## Supplied records
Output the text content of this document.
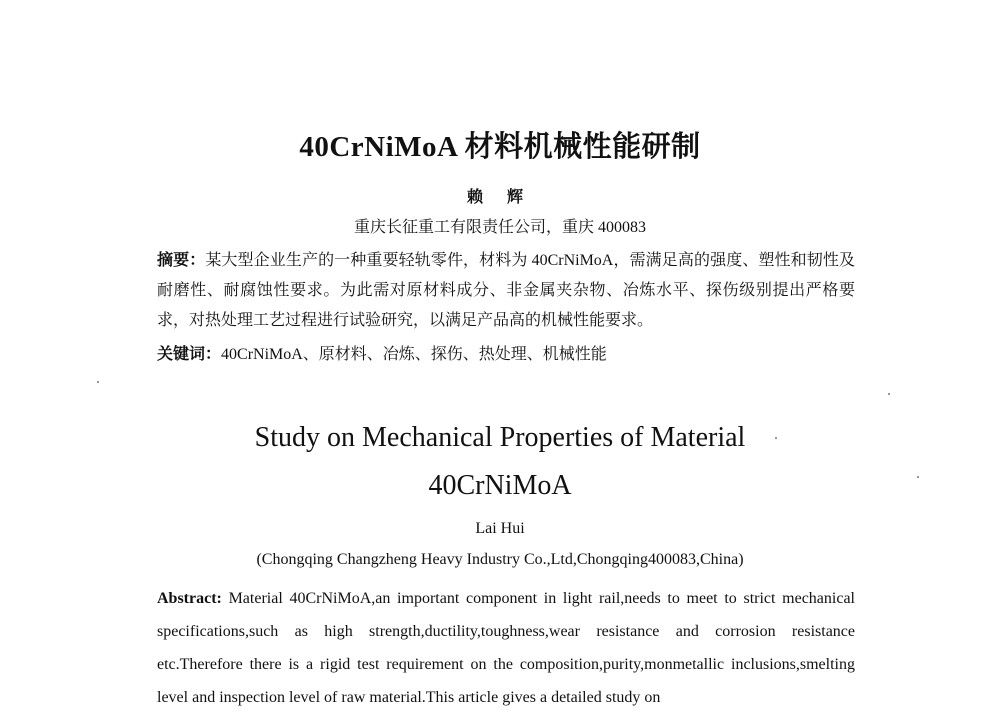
40CrNiMoA 材料机械性能研制
赖 辉
重庆长征重工有限责任公司，重庆 400083
摘要：某大型企业生产的一种重要轻轨零件，材料为 40CrNiMoA，需满足高的强度、塑性和韧性及耐磨性、耐腐蚀性要求。为此需对原材料成分、非金属夹杂物、冶炼水平、探伤级别提出严格要求，对热处理工艺过程进行试验研究，以满足产品高的机械性能要求。
关键词：40CrNiMoA、原材料、冶炼、探伤、热处理、机械性能
Study on Mechanical Properties of Material
40CrNiMoA
Lai Hui
(Chongqing Changzheng Heavy Industry Co.,Ltd,Chongqing400083,China)
Abstract: Material 40CrNiMoA,an important component in light rail,needs to meet to strict mechanical specifications,such as high strength,ductility,toughness,wear resistance and corrosion resistance etc.Therefore there is a rigid test requirement on the composition,purity,monmetallic inclusions,smelting level and inspection level of raw material.This article gives a detailed study on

## Directions for this task
Omit the pictures and reproduce the listing exactly.

## Completed task
Output the text content of this document.
40CrNiMoA 材料机械性能研制
赖 辉
重庆长征重工有限责任公司，重庆 400083
摘要：某大型企业生产的一种重要轻轨零件，材料为 40CrNiMoA，需满足高的强度、塑性和韧性及耐磨性、耐腐蚀性要求。为此需对原材料成分、非金属夹杂物、冶炼水平、探伤级别提出严格要求，对热处理工艺过程进行试验研究，以满足产品高的机械性能要求。
关键词：40CrNiMoA、原材料、冶炼、探伤、热处理、机械性能
Study on Mechanical Properties of Material
40CrNiMoA
Lai Hui
(Chongqing Changzheng Heavy Industry Co.,Ltd,Chongqing400083,China)
Abstract: Material 40CrNiMoA,an important component in light rail,needs to meet to strict mechanical specifications,such as high strength,ductility,toughness,wear resistance and corrosion resistance etc.Therefore there is a rigid test requirement on the composition,purity,monmetallic inclusions,smelting level and inspection level of raw material.This article gives a detailed study on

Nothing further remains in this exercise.